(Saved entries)

┄┄┄┄┄┄

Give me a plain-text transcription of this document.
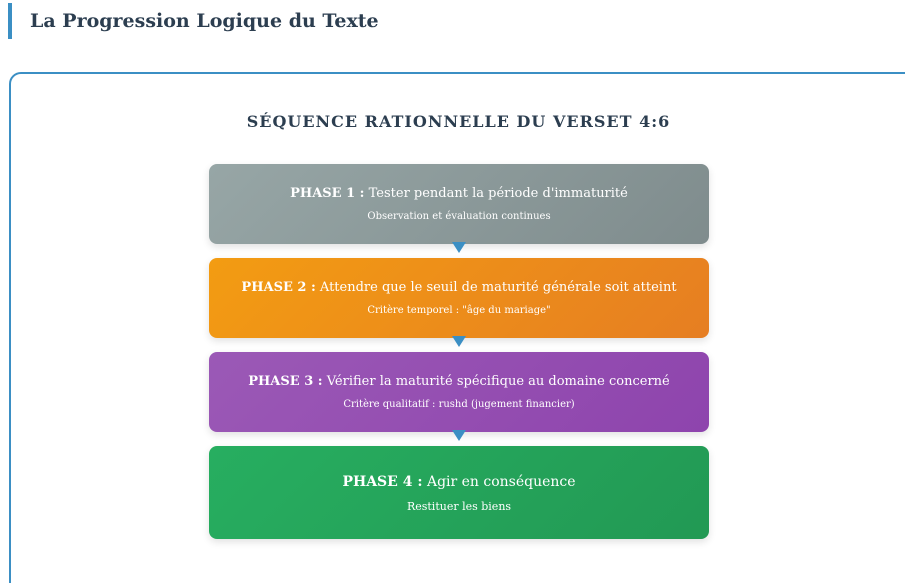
La Progression Logique du Texte
SÉQUENCE RATIONNELLE DU VERSET 4:6
PHASE 1 : Tester pendant la période d'immaturité
Observation et évaluation continues
PHASE 2 : Attendre que le seuil de maturité générale soit atteint
Critère temporel : "âge du mariage"
PHASE 3 : Vérifier la maturité spécifique au domaine concerné
Critère qualitatif : rushd (jugement financier)
PHASE 4 : Agir en conséquence
Restituer les biens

┄┄┄┄┄┄

* Exercise description *
From the data above, copy each line that has the string "Critère".

* Result below *
Critère temporel : "âge du mariage"
Critère qualitatif : rushd (jugement financier)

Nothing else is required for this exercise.